** start DATA ROWS **

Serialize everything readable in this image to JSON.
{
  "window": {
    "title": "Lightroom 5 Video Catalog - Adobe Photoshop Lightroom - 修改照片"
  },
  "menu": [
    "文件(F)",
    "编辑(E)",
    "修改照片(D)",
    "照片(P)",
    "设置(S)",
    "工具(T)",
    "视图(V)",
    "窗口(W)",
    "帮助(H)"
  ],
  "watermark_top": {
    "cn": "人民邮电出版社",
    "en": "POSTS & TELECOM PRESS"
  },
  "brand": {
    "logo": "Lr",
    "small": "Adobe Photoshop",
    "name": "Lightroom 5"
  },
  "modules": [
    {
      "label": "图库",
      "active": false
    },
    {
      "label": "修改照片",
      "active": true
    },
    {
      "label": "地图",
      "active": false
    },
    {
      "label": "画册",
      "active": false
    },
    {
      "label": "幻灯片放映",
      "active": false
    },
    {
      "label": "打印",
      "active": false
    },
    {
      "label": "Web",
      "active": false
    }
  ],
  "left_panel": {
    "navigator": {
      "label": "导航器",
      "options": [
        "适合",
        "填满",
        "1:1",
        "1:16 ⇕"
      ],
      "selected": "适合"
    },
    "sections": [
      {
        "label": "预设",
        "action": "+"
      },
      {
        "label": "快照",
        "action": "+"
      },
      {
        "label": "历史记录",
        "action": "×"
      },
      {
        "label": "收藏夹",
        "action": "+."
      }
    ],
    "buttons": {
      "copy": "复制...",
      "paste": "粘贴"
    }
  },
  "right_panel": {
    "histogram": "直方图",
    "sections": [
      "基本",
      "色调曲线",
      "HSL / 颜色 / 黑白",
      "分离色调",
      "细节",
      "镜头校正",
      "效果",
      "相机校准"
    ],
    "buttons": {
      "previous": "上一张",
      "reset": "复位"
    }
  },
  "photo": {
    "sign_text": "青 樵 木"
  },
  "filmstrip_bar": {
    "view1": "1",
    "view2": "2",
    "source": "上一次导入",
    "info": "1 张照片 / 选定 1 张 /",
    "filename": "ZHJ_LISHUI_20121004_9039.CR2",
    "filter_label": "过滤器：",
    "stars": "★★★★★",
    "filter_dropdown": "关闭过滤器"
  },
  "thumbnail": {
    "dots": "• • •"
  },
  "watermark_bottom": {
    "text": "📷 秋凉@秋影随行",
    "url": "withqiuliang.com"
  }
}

** end DATA ROWS **

◆ WHAT THE TASK ASKS
Return all the data above once more, precisely as given.

◆ FULL SOLUTION
Serialize everything readable in this image to JSON.
{
  "window": {
    "title": "Lightroom 5 Video Catalog - Adobe Photoshop Lightroom - 修改照片"
  },
  "menu": [
    "文件(F)",
    "编辑(E)",
    "修改照片(D)",
    "照片(P)",
    "设置(S)",
    "工具(T)",
    "视图(V)",
    "窗口(W)",
    "帮助(H)"
  ],
  "watermark_top": {
    "cn": "人民邮电出版社",
    "en": "POSTS & TELECOM PRESS"
  },
  "brand": {
    "logo": "Lr",
    "small": "Adobe Photoshop",
    "name": "Lightroom 5"
  },
  "modules": [
    {
      "label": "图库",
      "active": false
    },
    {
      "label": "修改照片",
      "active": true
    },
    {
      "label": "地图",
      "active": false
    },
    {
      "label": "画册",
      "active": false
    },
    {
      "label": "幻灯片放映",
      "active": false
    },
    {
      "label": "打印",
      "active": false
    },
    {
      "label": "Web",
      "active": false
    }
  ],
  "left_panel": {
    "navigator": {
      "label": "导航器",
      "options": [
        "适合",
        "填满",
        "1:1",
        "1:16 ⇕"
      ],
      "selected": "适合"
    },
    "sections": [
      {
        "label": "预设",
        "action": "+"
      },
      {
        "label": "快照",
        "action": "+"
      },
      {
        "label": "历史记录",
        "action": "×"
      },
      {
        "label": "收藏夹",
        "action": "+."
      }
    ],
    "buttons": {
      "copy": "复制...",
      "paste": "粘贴"
    }
  },
  "right_panel": {
    "histogram": "直方图",
    "sections": [
      "基本",
      "色调曲线",
      "HSL / 颜色 / 黑白",
      "分离色调",
      "细节",
      "镜头校正",
      "效果",
      "相机校准"
    ],
    "buttons": {
      "previous": "上一张",
      "reset": "复位"
    }
  },
  "photo": {
    "sign_text": "青 樵 木"
  },
  "filmstrip_bar": {
    "view1": "1",
    "view2": "2",
    "source": "上一次导入",
    "info": "1 张照片 / 选定 1 张 /",
    "filename": "ZHJ_LISHUI_20121004_9039.CR2",
    "filter_label": "过滤器：",
    "stars": "★★★★★",
    "filter_dropdown": "关闭过滤器"
  },
  "thumbnail": {
    "dots": "• • •"
  },
  "watermark_bottom": {
    "text": "📷 秋凉@秋影随行",
    "url": "withqiuliang.com"
  }
}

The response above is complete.